◆ Task brief ◆
Comb through the entries for "this" and pull out each line that holds it.

━━━━━ Material supplied

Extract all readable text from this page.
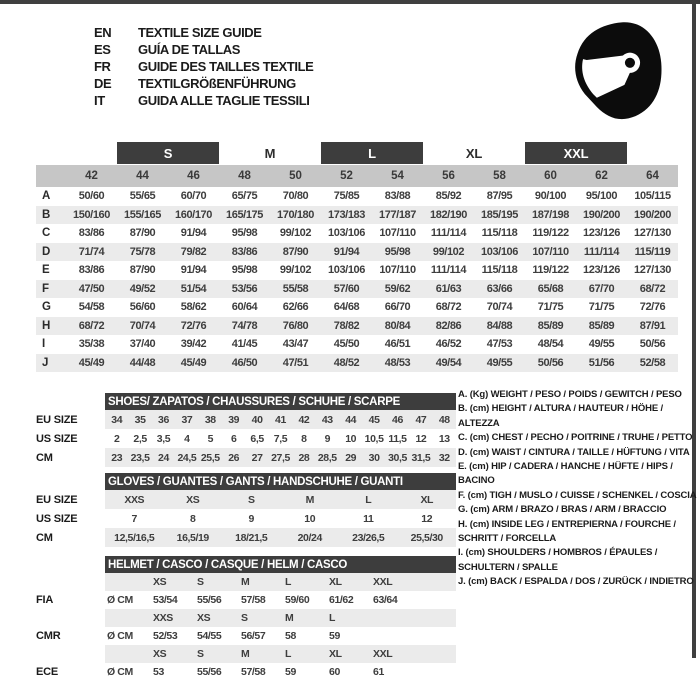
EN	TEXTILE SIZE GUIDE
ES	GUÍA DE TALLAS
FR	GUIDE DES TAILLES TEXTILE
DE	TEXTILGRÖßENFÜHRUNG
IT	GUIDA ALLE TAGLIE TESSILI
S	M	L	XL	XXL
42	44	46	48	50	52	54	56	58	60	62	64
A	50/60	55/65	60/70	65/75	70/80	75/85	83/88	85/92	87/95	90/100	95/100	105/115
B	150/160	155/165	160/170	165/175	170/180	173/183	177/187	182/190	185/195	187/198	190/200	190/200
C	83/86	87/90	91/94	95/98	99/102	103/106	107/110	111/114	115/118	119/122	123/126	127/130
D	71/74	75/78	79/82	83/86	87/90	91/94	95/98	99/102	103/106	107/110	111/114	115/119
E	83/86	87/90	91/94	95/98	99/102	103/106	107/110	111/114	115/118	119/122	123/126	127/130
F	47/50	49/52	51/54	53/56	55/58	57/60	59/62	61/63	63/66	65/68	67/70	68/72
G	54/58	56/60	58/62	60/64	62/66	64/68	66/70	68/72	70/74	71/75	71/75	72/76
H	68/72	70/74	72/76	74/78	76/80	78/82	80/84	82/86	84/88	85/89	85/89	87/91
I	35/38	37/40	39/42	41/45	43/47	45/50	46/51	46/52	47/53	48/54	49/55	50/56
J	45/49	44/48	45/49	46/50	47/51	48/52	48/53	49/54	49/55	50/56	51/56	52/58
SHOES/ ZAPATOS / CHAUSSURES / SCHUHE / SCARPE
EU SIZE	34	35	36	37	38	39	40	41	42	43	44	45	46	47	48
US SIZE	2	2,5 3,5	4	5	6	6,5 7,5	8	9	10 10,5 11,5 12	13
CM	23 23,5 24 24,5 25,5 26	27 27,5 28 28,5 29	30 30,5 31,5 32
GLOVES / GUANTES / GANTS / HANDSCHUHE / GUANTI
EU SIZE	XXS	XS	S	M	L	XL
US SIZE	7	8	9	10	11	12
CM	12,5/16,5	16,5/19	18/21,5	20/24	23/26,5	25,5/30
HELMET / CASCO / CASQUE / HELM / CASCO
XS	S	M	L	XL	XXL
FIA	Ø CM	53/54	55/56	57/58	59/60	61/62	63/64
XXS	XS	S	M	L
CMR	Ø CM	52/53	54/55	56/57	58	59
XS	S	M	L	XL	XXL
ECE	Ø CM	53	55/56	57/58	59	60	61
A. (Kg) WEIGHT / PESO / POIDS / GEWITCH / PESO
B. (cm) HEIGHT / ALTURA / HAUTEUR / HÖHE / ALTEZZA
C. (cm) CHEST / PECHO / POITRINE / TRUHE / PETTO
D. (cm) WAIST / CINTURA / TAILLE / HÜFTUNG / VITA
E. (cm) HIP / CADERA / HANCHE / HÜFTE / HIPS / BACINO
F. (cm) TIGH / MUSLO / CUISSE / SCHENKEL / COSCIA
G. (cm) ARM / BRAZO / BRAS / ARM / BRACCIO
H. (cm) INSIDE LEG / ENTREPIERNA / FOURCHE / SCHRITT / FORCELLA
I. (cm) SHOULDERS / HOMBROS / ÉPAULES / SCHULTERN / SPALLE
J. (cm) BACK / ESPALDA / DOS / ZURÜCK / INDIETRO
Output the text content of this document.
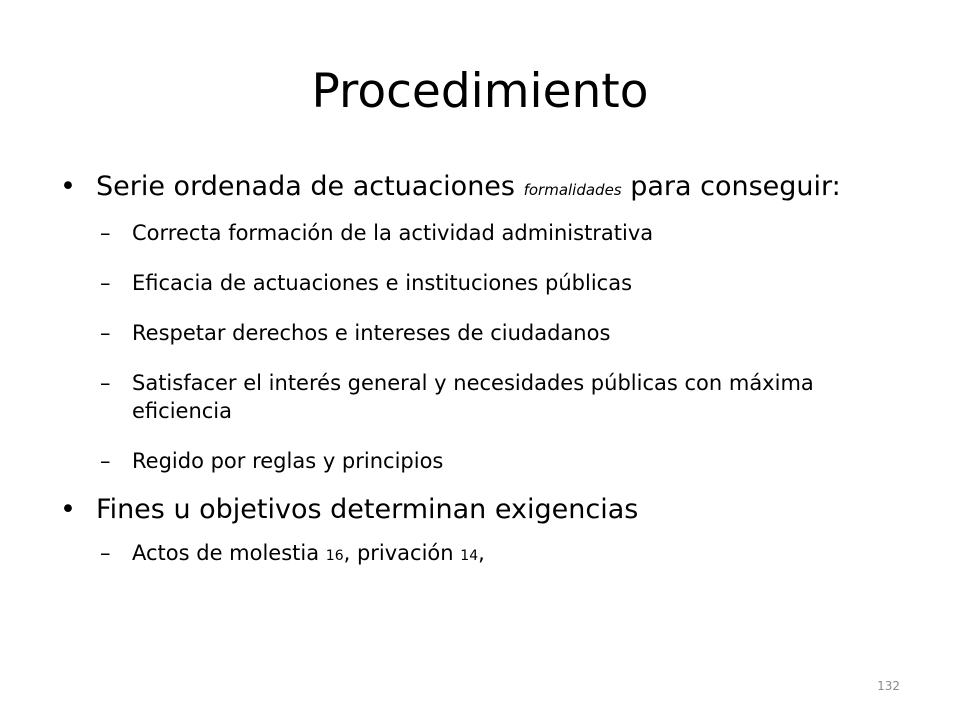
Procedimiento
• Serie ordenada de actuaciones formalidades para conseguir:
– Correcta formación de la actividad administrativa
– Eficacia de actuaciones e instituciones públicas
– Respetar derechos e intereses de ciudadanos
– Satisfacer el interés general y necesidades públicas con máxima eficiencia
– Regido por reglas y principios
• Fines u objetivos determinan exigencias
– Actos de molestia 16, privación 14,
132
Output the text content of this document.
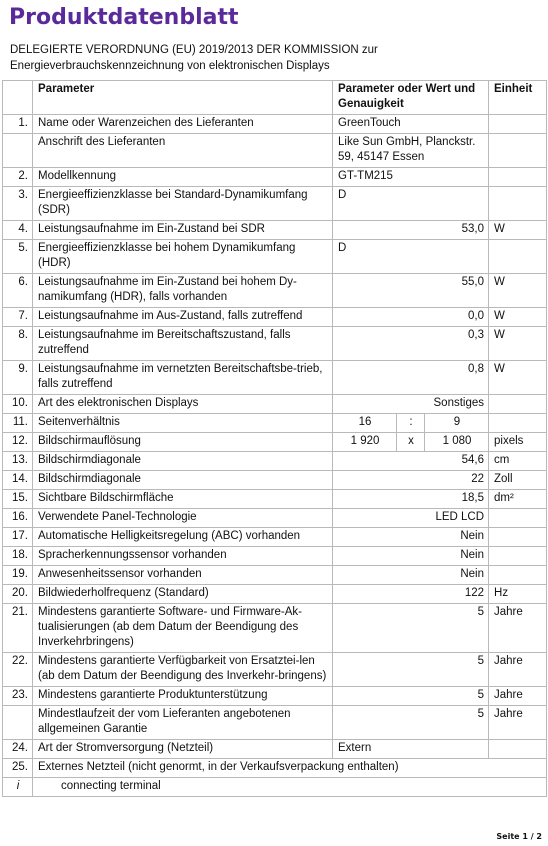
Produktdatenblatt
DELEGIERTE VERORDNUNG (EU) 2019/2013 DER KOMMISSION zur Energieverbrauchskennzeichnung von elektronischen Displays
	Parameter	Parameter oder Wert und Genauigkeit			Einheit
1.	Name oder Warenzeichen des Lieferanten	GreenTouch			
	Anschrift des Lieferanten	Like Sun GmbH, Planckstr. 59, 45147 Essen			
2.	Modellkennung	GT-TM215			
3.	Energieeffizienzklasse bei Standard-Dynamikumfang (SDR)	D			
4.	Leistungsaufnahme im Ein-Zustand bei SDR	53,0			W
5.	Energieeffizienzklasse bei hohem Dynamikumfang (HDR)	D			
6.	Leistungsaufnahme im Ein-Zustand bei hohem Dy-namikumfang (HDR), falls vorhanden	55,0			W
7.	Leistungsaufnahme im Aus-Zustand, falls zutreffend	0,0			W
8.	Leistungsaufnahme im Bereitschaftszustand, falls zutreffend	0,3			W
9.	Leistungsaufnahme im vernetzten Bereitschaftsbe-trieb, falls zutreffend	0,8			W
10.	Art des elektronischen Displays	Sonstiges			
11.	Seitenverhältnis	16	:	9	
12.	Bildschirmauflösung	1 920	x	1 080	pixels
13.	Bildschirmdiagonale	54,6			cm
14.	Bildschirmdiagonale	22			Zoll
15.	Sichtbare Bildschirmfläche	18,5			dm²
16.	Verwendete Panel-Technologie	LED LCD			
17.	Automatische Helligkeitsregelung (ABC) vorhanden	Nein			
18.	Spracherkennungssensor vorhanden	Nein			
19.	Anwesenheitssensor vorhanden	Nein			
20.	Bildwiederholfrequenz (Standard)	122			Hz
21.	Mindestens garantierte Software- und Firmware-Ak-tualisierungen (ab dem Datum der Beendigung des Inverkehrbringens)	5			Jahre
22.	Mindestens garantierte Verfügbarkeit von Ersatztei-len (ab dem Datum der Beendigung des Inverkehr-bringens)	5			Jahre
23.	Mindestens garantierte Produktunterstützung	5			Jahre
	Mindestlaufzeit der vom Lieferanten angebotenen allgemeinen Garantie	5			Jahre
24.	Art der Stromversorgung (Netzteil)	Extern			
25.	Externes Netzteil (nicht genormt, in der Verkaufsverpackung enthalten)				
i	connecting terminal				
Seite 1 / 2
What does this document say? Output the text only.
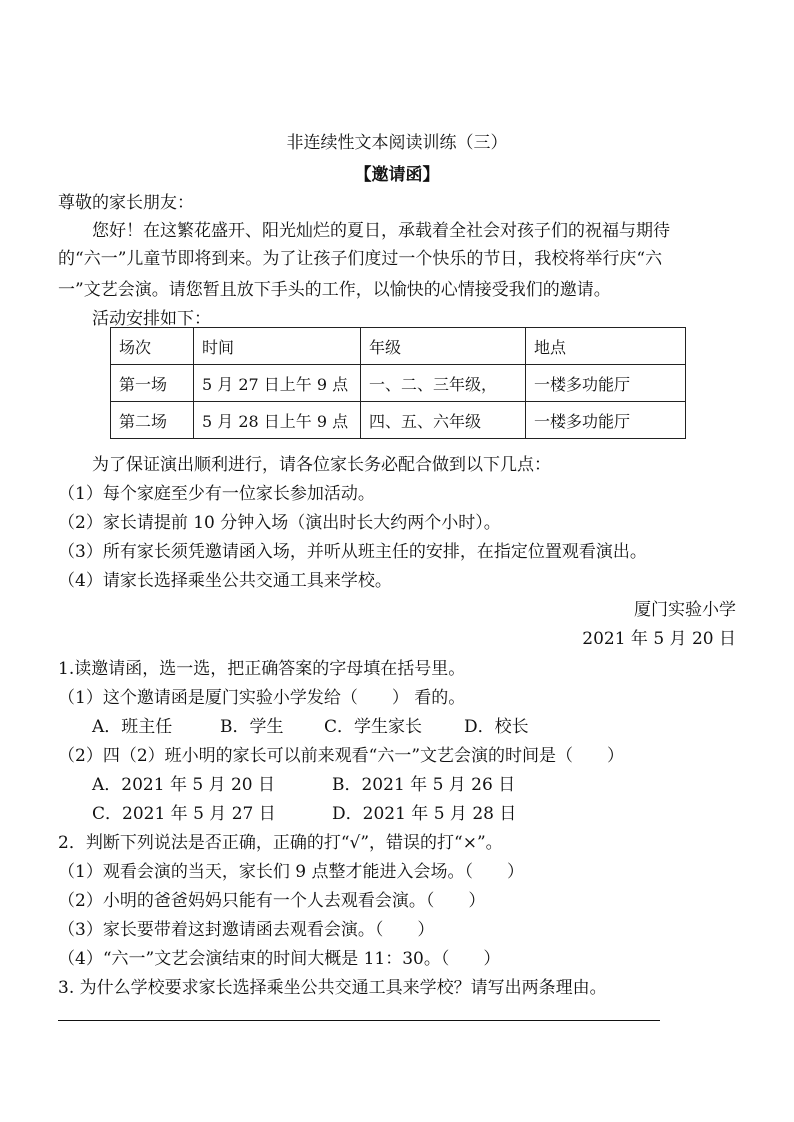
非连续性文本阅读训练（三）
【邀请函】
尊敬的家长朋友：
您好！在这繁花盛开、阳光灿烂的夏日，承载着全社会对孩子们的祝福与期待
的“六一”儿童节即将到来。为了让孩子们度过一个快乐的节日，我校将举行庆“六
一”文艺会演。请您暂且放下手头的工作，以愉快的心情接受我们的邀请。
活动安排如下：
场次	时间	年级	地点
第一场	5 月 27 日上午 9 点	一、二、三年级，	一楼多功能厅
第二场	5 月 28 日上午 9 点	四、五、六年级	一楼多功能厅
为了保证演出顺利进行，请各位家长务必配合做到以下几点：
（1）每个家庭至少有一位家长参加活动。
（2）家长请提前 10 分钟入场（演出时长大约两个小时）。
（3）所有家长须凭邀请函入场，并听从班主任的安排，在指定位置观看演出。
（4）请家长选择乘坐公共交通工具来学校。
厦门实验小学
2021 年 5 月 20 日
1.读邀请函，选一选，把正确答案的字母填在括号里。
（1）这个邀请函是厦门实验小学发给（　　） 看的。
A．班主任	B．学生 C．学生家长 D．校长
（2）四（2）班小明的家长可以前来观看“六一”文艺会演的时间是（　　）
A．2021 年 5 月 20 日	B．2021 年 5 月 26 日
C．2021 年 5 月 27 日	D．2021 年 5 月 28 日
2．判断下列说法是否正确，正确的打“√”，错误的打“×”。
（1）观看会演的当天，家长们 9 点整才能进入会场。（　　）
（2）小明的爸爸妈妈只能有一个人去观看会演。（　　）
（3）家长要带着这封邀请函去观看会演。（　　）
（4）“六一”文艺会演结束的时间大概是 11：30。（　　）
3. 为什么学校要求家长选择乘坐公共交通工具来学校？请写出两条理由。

━━━━━━━━━━

◆ Problem solution ◆
Extract all readable text from this page.
Output the text content of this document.
Output the text content of this document.
What does this document say? Output the text only.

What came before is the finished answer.